» What is expected
The word "year" occurs in some lines of the data. Return each such line.

» Records
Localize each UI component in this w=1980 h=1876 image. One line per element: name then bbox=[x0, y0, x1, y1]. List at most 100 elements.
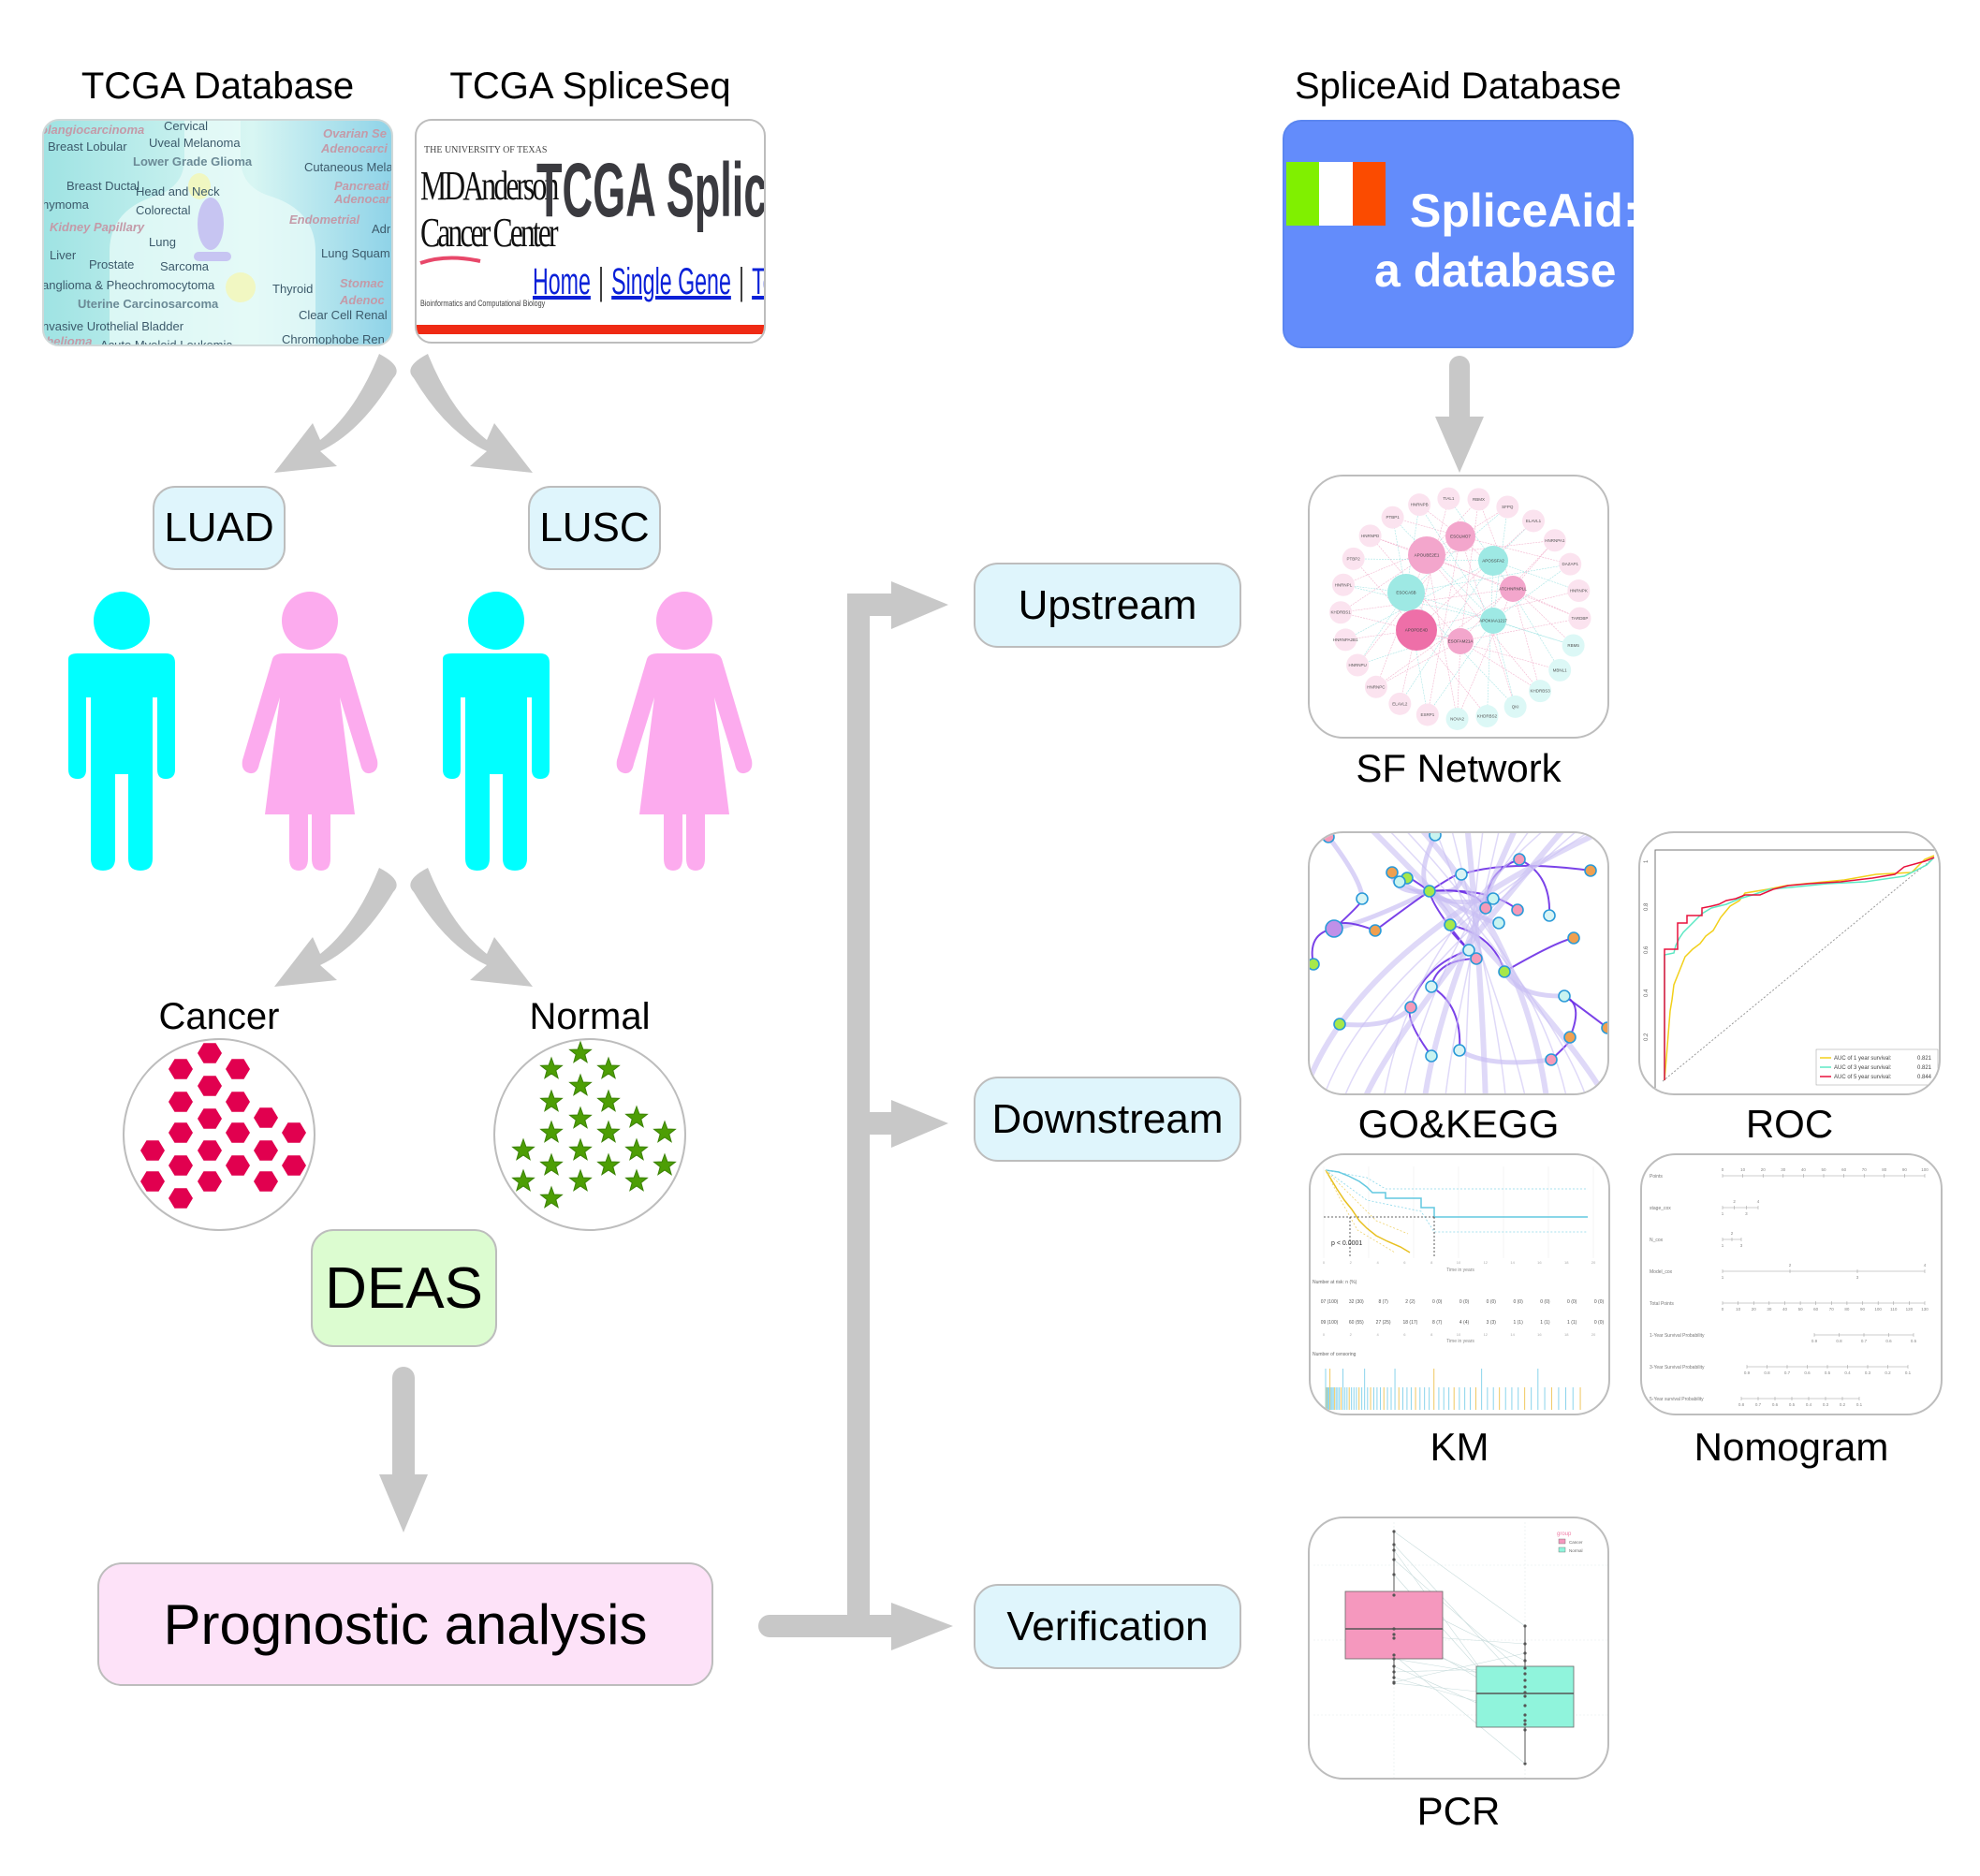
nomogram-tick-label: 90 bbox=[1902, 1167, 1908, 1172]
km-x-tick: 14 bbox=[1510, 1332, 1515, 1337]
sf-node-label: HNRNPA1 bbox=[1545, 538, 1565, 543]
female-patient-icon bbox=[616, 592, 753, 871]
cancer-type-label: Liver bbox=[50, 248, 77, 262]
cancer-type-label: Ovarian Se bbox=[323, 126, 387, 140]
cancer-type-label: Adenoc bbox=[340, 293, 385, 307]
km-risk-cell: 1 (1) bbox=[1567, 1320, 1577, 1326]
nomogram-row-label: stage_cox bbox=[1650, 1206, 1671, 1211]
legend-value-5yr: 0.844 bbox=[1917, 1075, 1932, 1080]
nomogram-tick-label: 20 bbox=[1761, 1167, 1767, 1172]
cohort-lusc-label: LUSC bbox=[539, 505, 650, 550]
go-kegg-node bbox=[1386, 866, 1399, 879]
cancer-type-label: Endometrial bbox=[289, 213, 360, 227]
tcga-database-title: TCGA Database bbox=[81, 66, 355, 107]
cancer-type-label: Uveal Melanoma bbox=[149, 136, 241, 150]
nomogram-row-label: Points bbox=[1650, 1174, 1663, 1180]
cancer-type-label: Colorectal bbox=[136, 203, 191, 217]
cohort-luad-label: LUAD bbox=[164, 505, 274, 550]
cancer-type-label: Clear Cell Renal bbox=[299, 308, 388, 322]
go-kegg-node bbox=[1492, 916, 1505, 930]
roc-plot: 0.2 0.4 0.6 0.8 1 AUC of 1 year survival… bbox=[1644, 849, 1939, 1093]
sf-hub-node: APOPDE4D bbox=[1396, 609, 1437, 651]
km-x-tick: 8 bbox=[1430, 1260, 1433, 1265]
nomogram-tick-label: 30 bbox=[1767, 1307, 1772, 1312]
nomogram-tick-label: 0.8 bbox=[1836, 1339, 1842, 1343]
pcr-boxplot: group Cancer Normal bbox=[1313, 1522, 1607, 1778]
pcr-legend-cancer: Cancer bbox=[1569, 1540, 1583, 1545]
nomogram-row-label: N_cox bbox=[1650, 1238, 1664, 1243]
pcr-caption: PCR bbox=[1416, 1789, 1501, 1833]
cancer-type-label: hymoma bbox=[42, 198, 89, 212]
sf-node-label: TIAL1 bbox=[1443, 496, 1455, 501]
km-grid bbox=[1323, 1166, 1594, 1258]
sf-node: DAZAP1 bbox=[1559, 552, 1582, 576]
km-x-tick: 10 bbox=[1457, 1332, 1461, 1337]
go-kegg-edge bbox=[1371, 833, 1606, 1093]
go-kegg-node bbox=[1429, 833, 1442, 842]
sf-node-label: DAZAP1 bbox=[1562, 562, 1578, 566]
nomogram-tick-label: 10 bbox=[1736, 1307, 1741, 1312]
logo-swoosh-icon bbox=[419, 256, 481, 265]
sf-node: HNRNPB bbox=[1408, 493, 1431, 517]
cancer-type-label: Uterine Carcinosarcoma bbox=[78, 297, 219, 311]
sf-node: HNRNPD bbox=[1358, 524, 1382, 548]
nomogram-tick-label: 60 bbox=[1813, 1307, 1819, 1312]
nav-separator: | bbox=[598, 261, 605, 302]
sf-network-image: HNRNPB TIAL1 RBMX SFPQ ELAVL1 HNRNPA1 DAZAP1 HN… bbox=[1308, 475, 1609, 739]
go-kegg-node bbox=[1453, 1044, 1466, 1057]
pcr-point-normal bbox=[1523, 1704, 1527, 1707]
nomogram-tick-label: 0.8 bbox=[1764, 1370, 1770, 1375]
cancer-type-label: Kidney Papillary bbox=[50, 220, 145, 234]
sf-node: PTBP1 bbox=[1381, 506, 1404, 529]
nomogram-tick-label: 0.5 bbox=[1825, 1370, 1831, 1375]
nomogram-tick-label: 0.6 bbox=[1772, 1402, 1779, 1407]
km-x-tick: 0 bbox=[1323, 1332, 1326, 1337]
km-censoring-ticks bbox=[1325, 1369, 1581, 1410]
km-x-tick: 12 bbox=[1484, 1332, 1489, 1337]
nav-single-gene-link[interactable]: Single Gene bbox=[611, 261, 731, 302]
go-kegg-image bbox=[1308, 831, 1609, 1095]
pcr-point-cancer bbox=[1392, 1593, 1396, 1597]
sf-node-label: KHDRBS1 bbox=[1330, 610, 1351, 615]
pcr-point-normal bbox=[1523, 1722, 1527, 1726]
nomogram-tick-label: 0 bbox=[1722, 1167, 1724, 1172]
nav-top-events-link[interactable]: Top Ev bbox=[752, 261, 764, 302]
km-x-tick: 16 bbox=[1537, 1260, 1542, 1265]
pcr-point-cancer bbox=[1392, 1530, 1396, 1533]
sf-node: HNRNPA1 bbox=[1543, 529, 1566, 552]
nav-home-link[interactable]: Home bbox=[533, 261, 591, 302]
nomogram-tick-label: 0.1 bbox=[1905, 1370, 1912, 1375]
km-risk-cell: 0 (0) bbox=[1594, 1320, 1605, 1326]
sf-node-label: ELAVL1 bbox=[1526, 519, 1542, 523]
sf-hub-node: ESOLMO7 bbox=[1445, 521, 1475, 551]
cancer-type-label: Cutaneous Mela bbox=[304, 160, 393, 174]
km-risk-cell: 0 (0) bbox=[1459, 1299, 1470, 1305]
roc-y-tick: 0.6 bbox=[1644, 945, 1650, 954]
km-x-tick: 18 bbox=[1564, 1260, 1569, 1265]
roc-image: 0.2 0.4 0.6 0.8 1 AUC of 1 year survival… bbox=[1638, 831, 1941, 1095]
sf-node-label: HNRNPD bbox=[1361, 534, 1380, 538]
sf-hub-node: ESOFAM21A bbox=[1447, 628, 1474, 654]
km-risk-cell: 1 (1) bbox=[1540, 1320, 1550, 1326]
km-risk-cell: 8 (7) bbox=[1432, 1320, 1443, 1326]
sf-hub-label: APOKIAA1217 bbox=[1479, 619, 1507, 623]
cancer-type-label: anglioma & Pheochromocytoma bbox=[42, 278, 215, 292]
nomogram-tick-label: 40 bbox=[1782, 1307, 1788, 1312]
go-kegg-caption: GO&KEGG bbox=[1357, 1102, 1560, 1146]
nomogram-tick-label: 3 bbox=[1740, 1243, 1743, 1248]
km-risk-cell: 0 (0) bbox=[1567, 1299, 1577, 1305]
sf-node: TIAL1 bbox=[1437, 487, 1460, 510]
km-caption: KM bbox=[1430, 1425, 1489, 1469]
go-kegg-node bbox=[1455, 868, 1468, 881]
nomogram-caption: Nomogram bbox=[1694, 1425, 1889, 1469]
km-image: p < 0.0001 0 2 4 6 8 10 12 14 16 18 20 Time in yea… bbox=[1309, 1153, 1610, 1415]
nomogram-tick-label: 0.4 bbox=[1806, 1402, 1812, 1407]
bio-line: Bioinformatics and Computational Biology bbox=[420, 299, 546, 308]
cancer-type-label: Lung bbox=[149, 235, 176, 249]
km-x-tick: 2 bbox=[1350, 1260, 1353, 1265]
nomogram-tick-label: 0 bbox=[1722, 1307, 1724, 1312]
nomogram-row-label: Total Points bbox=[1650, 1301, 1674, 1307]
legend-swatch-normal bbox=[1558, 1546, 1566, 1553]
roc-legend: AUC of 1 year survival: 0.821 AUC of 3 y… bbox=[1815, 1048, 1939, 1086]
km-risk-cell: 18 (17) bbox=[1402, 1320, 1417, 1326]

» Exercise output
roc-plot: 0.2 0.4 0.6 0.8 1 AUC of 1 year survival… bbox=[1644, 849, 1939, 1093]
roc-image: 0.2 0.4 0.6 0.8 1 AUC of 1 year survival… bbox=[1638, 831, 1941, 1095]
roc-legend: AUC of 1 year survival: 0.821 AUC of 3 y… bbox=[1815, 1048, 1939, 1086]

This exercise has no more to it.